Given instruction: Scan the data beneath this task and copy each line that includes "Lack".
#####
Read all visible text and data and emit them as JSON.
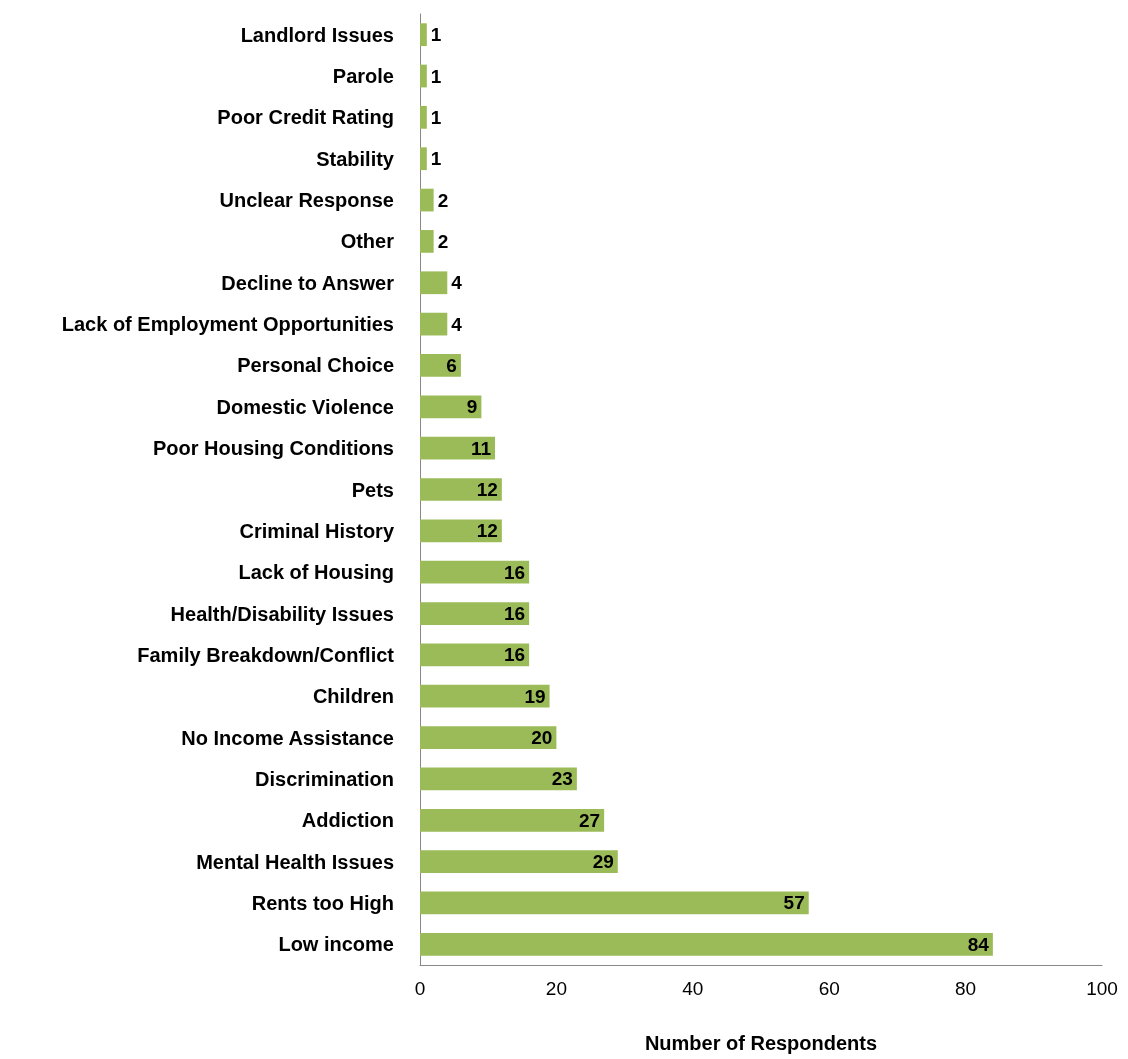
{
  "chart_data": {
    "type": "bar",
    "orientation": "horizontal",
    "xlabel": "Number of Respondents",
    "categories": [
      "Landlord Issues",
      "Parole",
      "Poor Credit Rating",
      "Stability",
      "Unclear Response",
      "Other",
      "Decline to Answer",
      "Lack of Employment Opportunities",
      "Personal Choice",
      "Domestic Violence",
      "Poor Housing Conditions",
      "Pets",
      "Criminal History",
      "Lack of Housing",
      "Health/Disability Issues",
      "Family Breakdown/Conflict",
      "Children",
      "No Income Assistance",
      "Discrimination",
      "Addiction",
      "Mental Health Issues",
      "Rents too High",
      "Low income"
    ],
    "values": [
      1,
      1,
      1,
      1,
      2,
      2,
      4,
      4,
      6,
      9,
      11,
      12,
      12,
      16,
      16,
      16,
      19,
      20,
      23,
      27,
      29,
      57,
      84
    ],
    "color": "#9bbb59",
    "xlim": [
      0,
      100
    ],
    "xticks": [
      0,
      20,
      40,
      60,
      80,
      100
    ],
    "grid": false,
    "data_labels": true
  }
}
#####
Reply to the task:
      "Lack of Employment Opportunities",
      "Lack of Housing",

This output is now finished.